The records should be repeated word for word, pictures excluded.

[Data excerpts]
○ ○ ○ ○

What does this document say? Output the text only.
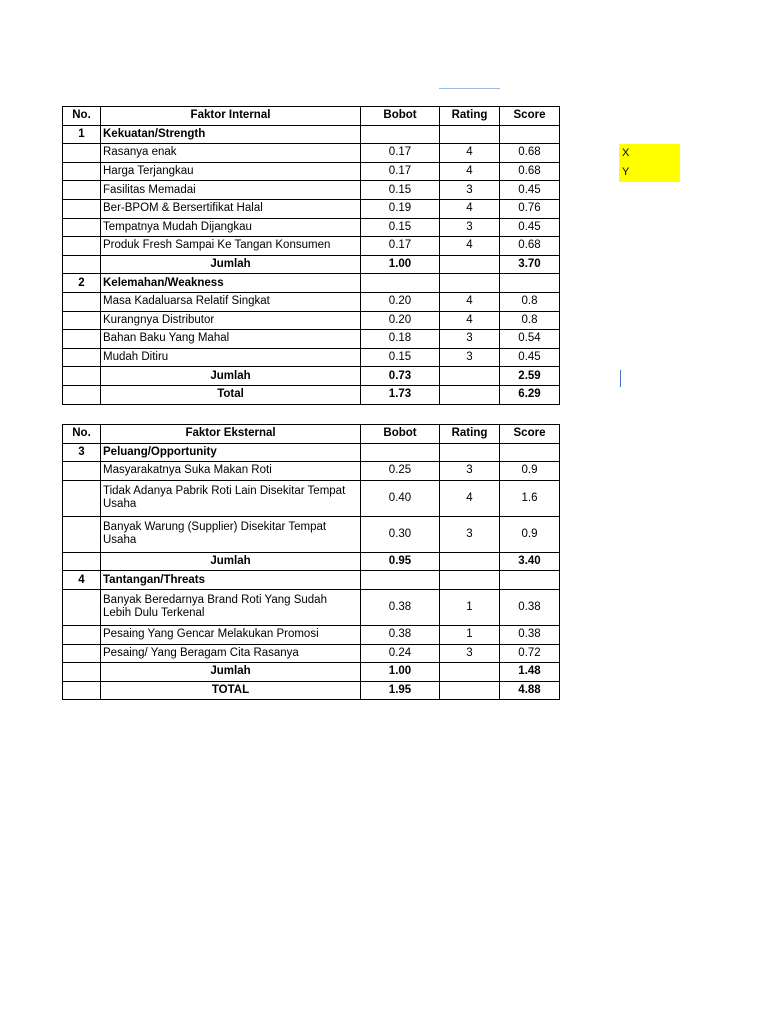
No.	Faktor Internal	Bobot	Rating	Score
1	Kekuatan/Strength			
	Rasanya enak	0.17	4	0.68
	Harga Terjangkau	0.17	4	0.68
	Fasilitas Memadai	0.15	3	0.45
	Ber-BPOM & Bersertifikat Halal	0.19	4	0.76
	Tempatnya Mudah Dijangkau	0.15	3	0.45
	Produk Fresh Sampai Ke Tangan Konsumen	0.17	4	0.68
	Jumlah	1.00		3.70
2	Kelemahan/Weakness			
	Masa Kadaluarsa Relatif Singkat	0.20	4	0.8
	Kurangnya Distributor	0.20	4	0.8
	Bahan Baku Yang Mahal	0.18	3	0.54
	Mudah Ditiru	0.15	3	0.45
	Jumlah	0.73		2.59
	Total	1.73		6.29
No.	Faktor Eksternal	Bobot	Rating	Score
3	Peluang/Opportunity			
	Masyarakatnya Suka Makan Roti	0.25	3	0.9
	Tidak Adanya Pabrik Roti Lain Disekitar Tempat Usaha	0.40	4	1.6
	Banyak Warung (Supplier) Disekitar Tempat Usaha	0.30	3	0.9
	Jumlah	0.95		3.40
4	Tantangan/Threats			
	Banyak Beredarnya Brand Roti Yang Sudah Lebih Dulu Terkenal	0.38	1	0.38
	Pesaing Yang Gencar Melakukan Promosi	0.38	1	0.38
	Pesaing/ Yang Beragam Cita Rasanya	0.24	3	0.72
	Jumlah	1.00		1.48
	TOTAL	1.95		4.88
X
Y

○ ○ ○ ○

Task result
What does this document say? Output the text only.
No.	Faktor Internal	Bobot	Rating	Score
1	Kekuatan/Strength			
	Rasanya enak	0.17	4	0.68
	Harga Terjangkau	0.17	4	0.68
	Fasilitas Memadai	0.15	3	0.45
	Ber-BPOM & Bersertifikat Halal	0.19	4	0.76
	Tempatnya Mudah Dijangkau	0.15	3	0.45
	Produk Fresh Sampai Ke Tangan Konsumen	0.17	4	0.68
	Jumlah	1.00		3.70
2	Kelemahan/Weakness			
	Masa Kadaluarsa Relatif Singkat	0.20	4	0.8
	Kurangnya Distributor	0.20	4	0.8
	Bahan Baku Yang Mahal	0.18	3	0.54
	Mudah Ditiru	0.15	3	0.45
	Jumlah	0.73		2.59
	Total	1.73		6.29
No.	Faktor Eksternal	Bobot	Rating	Score
3	Peluang/Opportunity			
	Masyarakatnya Suka Makan Roti	0.25	3	0.9
	Tidak Adanya Pabrik Roti Lain Disekitar Tempat Usaha	0.40	4	1.6
	Banyak Warung (Supplier) Disekitar Tempat Usaha	0.30	3	0.9
	Jumlah	0.95		3.40
4	Tantangan/Threats			
	Banyak Beredarnya Brand Roti Yang Sudah Lebih Dulu Terkenal	0.38	1	0.38
	Pesaing Yang Gencar Melakukan Promosi	0.38	1	0.38
	Pesaing/ Yang Beragam Cita Rasanya	0.24	3	0.72
	Jumlah	1.00		1.48
	TOTAL	1.95		4.88
X
Y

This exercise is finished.